_EXTRACTED MATERIAL_.
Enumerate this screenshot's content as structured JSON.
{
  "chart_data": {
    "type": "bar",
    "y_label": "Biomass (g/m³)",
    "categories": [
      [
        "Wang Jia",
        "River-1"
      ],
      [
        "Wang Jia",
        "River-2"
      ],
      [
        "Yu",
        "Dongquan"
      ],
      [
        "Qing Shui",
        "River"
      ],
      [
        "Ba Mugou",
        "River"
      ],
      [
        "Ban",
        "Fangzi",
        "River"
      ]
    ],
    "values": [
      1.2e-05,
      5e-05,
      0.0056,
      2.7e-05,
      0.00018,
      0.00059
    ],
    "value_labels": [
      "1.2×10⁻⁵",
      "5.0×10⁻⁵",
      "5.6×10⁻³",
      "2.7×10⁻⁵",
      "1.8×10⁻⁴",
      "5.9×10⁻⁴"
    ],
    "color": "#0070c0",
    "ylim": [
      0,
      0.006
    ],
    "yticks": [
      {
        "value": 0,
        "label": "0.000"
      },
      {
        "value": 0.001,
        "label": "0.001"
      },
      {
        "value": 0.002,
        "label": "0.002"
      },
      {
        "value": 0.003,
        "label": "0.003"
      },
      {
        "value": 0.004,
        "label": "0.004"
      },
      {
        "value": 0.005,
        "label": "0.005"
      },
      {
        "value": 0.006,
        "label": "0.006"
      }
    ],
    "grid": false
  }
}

_PROBLEM DETAILS_.
Every entry above should be retyped exactly as shown.

_SOLUTION BELOW_.
Enumerate this screenshot's content as structured JSON.
{
  "chart_data": {
    "type": "bar",
    "y_label": "Biomass (g/m³)",
    "categories": [
      [
        "Wang Jia",
        "River-1"
      ],
      [
        "Wang Jia",
        "River-2"
      ],
      [
        "Yu",
        "Dongquan"
      ],
      [
        "Qing Shui",
        "River"
      ],
      [
        "Ba Mugou",
        "River"
      ],
      [
        "Ban",
        "Fangzi",
        "River"
      ]
    ],
    "values": [
      1.2e-05,
      5e-05,
      0.0056,
      2.7e-05,
      0.00018,
      0.00059
    ],
    "value_labels": [
      "1.2×10⁻⁵",
      "5.0×10⁻⁵",
      "5.6×10⁻³",
      "2.7×10⁻⁵",
      "1.8×10⁻⁴",
      "5.9×10⁻⁴"
    ],
    "color": "#0070c0",
    "ylim": [
      0,
      0.006
    ],
    "yticks": [
      {
        "value": 0,
        "label": "0.000"
      },
      {
        "value": 0.001,
        "label": "0.001"
      },
      {
        "value": 0.002,
        "label": "0.002"
      },
      {
        "value": 0.003,
        "label": "0.003"
      },
      {
        "value": 0.004,
        "label": "0.004"
      },
      {
        "value": 0.005,
        "label": "0.005"
      },
      {
        "value": 0.006,
        "label": "0.006"
      }
    ],
    "grid": false
  }
}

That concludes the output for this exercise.